Direction: Take the data that follows and retype it word for word.

************

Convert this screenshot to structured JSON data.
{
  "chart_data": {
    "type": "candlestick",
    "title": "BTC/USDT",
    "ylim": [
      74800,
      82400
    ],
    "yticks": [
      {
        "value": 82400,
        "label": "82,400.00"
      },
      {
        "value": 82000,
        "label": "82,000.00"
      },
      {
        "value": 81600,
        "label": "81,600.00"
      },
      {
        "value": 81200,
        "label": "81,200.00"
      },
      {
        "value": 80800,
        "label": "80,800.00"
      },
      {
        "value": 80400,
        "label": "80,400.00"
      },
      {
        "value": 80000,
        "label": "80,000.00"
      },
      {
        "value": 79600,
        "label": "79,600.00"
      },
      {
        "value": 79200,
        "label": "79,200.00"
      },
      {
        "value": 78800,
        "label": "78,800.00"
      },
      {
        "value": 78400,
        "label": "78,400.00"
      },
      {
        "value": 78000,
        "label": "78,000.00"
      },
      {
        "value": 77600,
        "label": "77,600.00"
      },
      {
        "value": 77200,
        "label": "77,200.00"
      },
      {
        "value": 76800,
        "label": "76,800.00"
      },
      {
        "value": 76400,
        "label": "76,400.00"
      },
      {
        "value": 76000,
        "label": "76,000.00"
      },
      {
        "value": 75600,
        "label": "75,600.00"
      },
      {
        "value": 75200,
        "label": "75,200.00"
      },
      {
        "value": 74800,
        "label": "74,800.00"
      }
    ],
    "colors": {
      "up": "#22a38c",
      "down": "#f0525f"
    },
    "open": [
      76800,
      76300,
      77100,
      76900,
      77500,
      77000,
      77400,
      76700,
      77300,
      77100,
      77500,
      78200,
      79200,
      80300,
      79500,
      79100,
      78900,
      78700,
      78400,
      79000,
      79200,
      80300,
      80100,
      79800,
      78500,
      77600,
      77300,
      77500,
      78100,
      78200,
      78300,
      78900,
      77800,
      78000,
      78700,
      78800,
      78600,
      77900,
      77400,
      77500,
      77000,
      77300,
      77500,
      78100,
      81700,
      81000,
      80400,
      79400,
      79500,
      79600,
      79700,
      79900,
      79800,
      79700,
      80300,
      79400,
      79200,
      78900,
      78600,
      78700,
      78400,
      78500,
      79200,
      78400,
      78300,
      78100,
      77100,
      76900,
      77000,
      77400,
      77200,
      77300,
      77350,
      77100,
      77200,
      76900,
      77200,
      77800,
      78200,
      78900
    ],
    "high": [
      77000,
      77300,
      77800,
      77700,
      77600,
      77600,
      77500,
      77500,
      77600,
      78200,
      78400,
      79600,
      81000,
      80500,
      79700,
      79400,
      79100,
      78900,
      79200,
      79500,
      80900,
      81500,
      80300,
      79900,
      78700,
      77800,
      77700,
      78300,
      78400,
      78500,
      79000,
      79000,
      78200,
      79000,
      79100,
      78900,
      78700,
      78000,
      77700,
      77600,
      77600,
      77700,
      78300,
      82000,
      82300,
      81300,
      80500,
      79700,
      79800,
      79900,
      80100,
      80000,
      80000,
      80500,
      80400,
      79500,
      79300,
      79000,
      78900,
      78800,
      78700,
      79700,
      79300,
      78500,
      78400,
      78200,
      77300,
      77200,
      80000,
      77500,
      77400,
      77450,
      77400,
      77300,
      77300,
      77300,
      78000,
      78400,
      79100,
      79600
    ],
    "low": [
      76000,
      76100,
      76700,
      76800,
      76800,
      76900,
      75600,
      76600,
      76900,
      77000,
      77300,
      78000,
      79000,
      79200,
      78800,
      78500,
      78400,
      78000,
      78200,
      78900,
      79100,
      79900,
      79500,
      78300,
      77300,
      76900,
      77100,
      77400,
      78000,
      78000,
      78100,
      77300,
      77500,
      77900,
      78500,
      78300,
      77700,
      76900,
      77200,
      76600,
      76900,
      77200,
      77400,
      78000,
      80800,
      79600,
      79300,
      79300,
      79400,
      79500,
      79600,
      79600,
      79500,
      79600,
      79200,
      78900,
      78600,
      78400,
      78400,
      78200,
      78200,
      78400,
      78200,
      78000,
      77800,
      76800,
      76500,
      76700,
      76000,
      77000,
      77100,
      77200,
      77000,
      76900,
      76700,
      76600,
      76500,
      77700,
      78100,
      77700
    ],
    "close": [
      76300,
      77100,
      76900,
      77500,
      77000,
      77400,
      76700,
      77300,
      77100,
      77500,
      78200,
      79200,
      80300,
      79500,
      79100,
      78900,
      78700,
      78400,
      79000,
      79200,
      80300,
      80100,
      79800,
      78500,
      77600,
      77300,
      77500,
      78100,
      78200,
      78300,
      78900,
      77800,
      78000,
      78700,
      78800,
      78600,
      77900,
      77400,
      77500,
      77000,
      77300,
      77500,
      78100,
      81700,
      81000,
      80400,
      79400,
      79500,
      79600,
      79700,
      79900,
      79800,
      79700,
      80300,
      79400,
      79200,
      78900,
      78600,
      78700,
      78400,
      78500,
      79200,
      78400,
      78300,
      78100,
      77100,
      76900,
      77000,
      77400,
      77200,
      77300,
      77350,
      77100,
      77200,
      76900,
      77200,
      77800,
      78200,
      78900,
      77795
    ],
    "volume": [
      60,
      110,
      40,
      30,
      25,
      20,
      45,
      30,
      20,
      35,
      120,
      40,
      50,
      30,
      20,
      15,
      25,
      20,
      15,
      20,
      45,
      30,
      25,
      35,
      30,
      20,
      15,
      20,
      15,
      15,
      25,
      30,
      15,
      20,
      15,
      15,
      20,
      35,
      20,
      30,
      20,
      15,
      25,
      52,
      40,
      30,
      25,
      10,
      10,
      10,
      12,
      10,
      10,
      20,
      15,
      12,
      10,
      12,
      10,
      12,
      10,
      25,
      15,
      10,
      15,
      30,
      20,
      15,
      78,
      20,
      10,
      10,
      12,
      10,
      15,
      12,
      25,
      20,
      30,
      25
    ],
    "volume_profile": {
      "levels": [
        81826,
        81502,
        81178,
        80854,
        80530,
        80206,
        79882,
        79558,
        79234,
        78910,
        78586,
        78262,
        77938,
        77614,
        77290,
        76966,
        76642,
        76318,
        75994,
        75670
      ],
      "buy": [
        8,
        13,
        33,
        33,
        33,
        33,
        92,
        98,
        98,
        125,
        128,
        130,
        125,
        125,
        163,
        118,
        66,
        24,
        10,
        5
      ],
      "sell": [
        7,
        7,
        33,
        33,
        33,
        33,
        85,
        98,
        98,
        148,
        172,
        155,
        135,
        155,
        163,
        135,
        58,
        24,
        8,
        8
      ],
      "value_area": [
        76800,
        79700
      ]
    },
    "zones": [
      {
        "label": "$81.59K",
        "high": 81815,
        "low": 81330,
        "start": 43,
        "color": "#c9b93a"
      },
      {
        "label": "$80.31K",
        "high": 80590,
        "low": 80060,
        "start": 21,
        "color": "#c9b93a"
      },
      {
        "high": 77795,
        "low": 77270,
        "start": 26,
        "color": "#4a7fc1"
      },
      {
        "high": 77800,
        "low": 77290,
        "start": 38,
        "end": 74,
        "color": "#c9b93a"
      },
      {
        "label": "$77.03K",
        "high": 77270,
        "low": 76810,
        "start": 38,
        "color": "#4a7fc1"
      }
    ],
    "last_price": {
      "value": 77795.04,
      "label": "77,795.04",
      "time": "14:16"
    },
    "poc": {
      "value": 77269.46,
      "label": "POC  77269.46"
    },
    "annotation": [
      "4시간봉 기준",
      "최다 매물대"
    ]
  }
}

************

Answer to this exercise:
Convert this screenshot to structured JSON data.
{
  "chart_data": {
    "type": "candlestick",
    "title": "BTC/USDT",
    "ylim": [
      74800,
      82400
    ],
    "yticks": [
      {
        "value": 82400,
        "label": "82,400.00"
      },
      {
        "value": 82000,
        "label": "82,000.00"
      },
      {
        "value": 81600,
        "label": "81,600.00"
      },
      {
        "value": 81200,
        "label": "81,200.00"
      },
      {
        "value": 80800,
        "label": "80,800.00"
      },
      {
        "value": 80400,
        "label": "80,400.00"
      },
      {
        "value": 80000,
        "label": "80,000.00"
      },
      {
        "value": 79600,
        "label": "79,600.00"
      },
      {
        "value": 79200,
        "label": "79,200.00"
      },
      {
        "value": 78800,
        "label": "78,800.00"
      },
      {
        "value": 78400,
        "label": "78,400.00"
      },
      {
        "value": 78000,
        "label": "78,000.00"
      },
      {
        "value": 77600,
        "label": "77,600.00"
      },
      {
        "value": 77200,
        "label": "77,200.00"
      },
      {
        "value": 76800,
        "label": "76,800.00"
      },
      {
        "value": 76400,
        "label": "76,400.00"
      },
      {
        "value": 76000,
        "label": "76,000.00"
      },
      {
        "value": 75600,
        "label": "75,600.00"
      },
      {
        "value": 75200,
        "label": "75,200.00"
      },
      {
        "value": 74800,
        "label": "74,800.00"
      }
    ],
    "colors": {
      "up": "#22a38c",
      "down": "#f0525f"
    },
    "open": [
      76800,
      76300,
      77100,
      76900,
      77500,
      77000,
      77400,
      76700,
      77300,
      77100,
      77500,
      78200,
      79200,
      80300,
      79500,
      79100,
      78900,
      78700,
      78400,
      79000,
      79200,
      80300,
      80100,
      79800,
      78500,
      77600,
      77300,
      77500,
      78100,
      78200,
      78300,
      78900,
      77800,
      78000,
      78700,
      78800,
      78600,
      77900,
      77400,
      77500,
      77000,
      77300,
      77500,
      78100,
      81700,
      81000,
      80400,
      79400,
      79500,
      79600,
      79700,
      79900,
      79800,
      79700,
      80300,
      79400,
      79200,
      78900,
      78600,
      78700,
      78400,
      78500,
      79200,
      78400,
      78300,
      78100,
      77100,
      76900,
      77000,
      77400,
      77200,
      77300,
      77350,
      77100,
      77200,
      76900,
      77200,
      77800,
      78200,
      78900
    ],
    "high": [
      77000,
      77300,
      77800,
      77700,
      77600,
      77600,
      77500,
      77500,
      77600,
      78200,
      78400,
      79600,
      81000,
      80500,
      79700,
      79400,
      79100,
      78900,
      79200,
      79500,
      80900,
      81500,
      80300,
      79900,
      78700,
      77800,
      77700,
      78300,
      78400,
      78500,
      79000,
      79000,
      78200,
      79000,
      79100,
      78900,
      78700,
      78000,
      77700,
      77600,
      77600,
      77700,
      78300,
      82000,
      82300,
      81300,
      80500,
      79700,
      79800,
      79900,
      80100,
      80000,
      80000,
      80500,
      80400,
      79500,
      79300,
      79000,
      78900,
      78800,
      78700,
      79700,
      79300,
      78500,
      78400,
      78200,
      77300,
      77200,
      80000,
      77500,
      77400,
      77450,
      77400,
      77300,
      77300,
      77300,
      78000,
      78400,
      79100,
      79600
    ],
    "low": [
      76000,
      76100,
      76700,
      76800,
      76800,
      76900,
      75600,
      76600,
      76900,
      77000,
      77300,
      78000,
      79000,
      79200,
      78800,
      78500,
      78400,
      78000,
      78200,
      78900,
      79100,
      79900,
      79500,
      78300,
      77300,
      76900,
      77100,
      77400,
      78000,
      78000,
      78100,
      77300,
      77500,
      77900,
      78500,
      78300,
      77700,
      76900,
      77200,
      76600,
      76900,
      77200,
      77400,
      78000,
      80800,
      79600,
      79300,
      79300,
      79400,
      79500,
      79600,
      79600,
      79500,
      79600,
      79200,
      78900,
      78600,
      78400,
      78400,
      78200,
      78200,
      78400,
      78200,
      78000,
      77800,
      76800,
      76500,
      76700,
      76000,
      77000,
      77100,
      77200,
      77000,
      76900,
      76700,
      76600,
      76500,
      77700,
      78100,
      77700
    ],
    "close": [
      76300,
      77100,
      76900,
      77500,
      77000,
      77400,
      76700,
      77300,
      77100,
      77500,
      78200,
      79200,
      80300,
      79500,
      79100,
      78900,
      78700,
      78400,
      79000,
      79200,
      80300,
      80100,
      79800,
      78500,
      77600,
      77300,
      77500,
      78100,
      78200,
      78300,
      78900,
      77800,
      78000,
      78700,
      78800,
      78600,
      77900,
      77400,
      77500,
      77000,
      77300,
      77500,
      78100,
      81700,
      81000,
      80400,
      79400,
      79500,
      79600,
      79700,
      79900,
      79800,
      79700,
      80300,
      79400,
      79200,
      78900,
      78600,
      78700,
      78400,
      78500,
      79200,
      78400,
      78300,
      78100,
      77100,
      76900,
      77000,
      77400,
      77200,
      77300,
      77350,
      77100,
      77200,
      76900,
      77200,
      77800,
      78200,
      78900,
      77795
    ],
    "volume": [
      60,
      110,
      40,
      30,
      25,
      20,
      45,
      30,
      20,
      35,
      120,
      40,
      50,
      30,
      20,
      15,
      25,
      20,
      15,
      20,
      45,
      30,
      25,
      35,
      30,
      20,
      15,
      20,
      15,
      15,
      25,
      30,
      15,
      20,
      15,
      15,
      20,
      35,
      20,
      30,
      20,
      15,
      25,
      52,
      40,
      30,
      25,
      10,
      10,
      10,
      12,
      10,
      10,
      20,
      15,
      12,
      10,
      12,
      10,
      12,
      10,
      25,
      15,
      10,
      15,
      30,
      20,
      15,
      78,
      20,
      10,
      10,
      12,
      10,
      15,
      12,
      25,
      20,
      30,
      25
    ],
    "volume_profile": {
      "levels": [
        81826,
        81502,
        81178,
        80854,
        80530,
        80206,
        79882,
        79558,
        79234,
        78910,
        78586,
        78262,
        77938,
        77614,
        77290,
        76966,
        76642,
        76318,
        75994,
        75670
      ],
      "buy": [
        8,
        13,
        33,
        33,
        33,
        33,
        92,
        98,
        98,
        125,
        128,
        130,
        125,
        125,
        163,
        118,
        66,
        24,
        10,
        5
      ],
      "sell": [
        7,
        7,
        33,
        33,
        33,
        33,
        85,
        98,
        98,
        148,
        172,
        155,
        135,
        155,
        163,
        135,
        58,
        24,
        8,
        8
      ],
      "value_area": [
        76800,
        79700
      ]
    },
    "zones": [
      {
        "label": "$81.59K",
        "high": 81815,
        "low": 81330,
        "start": 43,
        "color": "#c9b93a"
      },
      {
        "label": "$80.31K",
        "high": 80590,
        "low": 80060,
        "start": 21,
        "color": "#c9b93a"
      },
      {
        "high": 77795,
        "low": 77270,
        "start": 26,
        "color": "#4a7fc1"
      },
      {
        "high": 77800,
        "low": 77290,
        "start": 38,
        "end": 74,
        "color": "#c9b93a"
      },
      {
        "label": "$77.03K",
        "high": 77270,
        "low": 76810,
        "start": 38,
        "color": "#4a7fc1"
      }
    ],
    "last_price": {
      "value": 77795.04,
      "label": "77,795.04",
      "time": "14:16"
    },
    "poc": {
      "value": 77269.46,
      "label": "POC  77269.46"
    },
    "annotation": [
      "4시간봉 기준",
      "최다 매물대"
    ]
  }
}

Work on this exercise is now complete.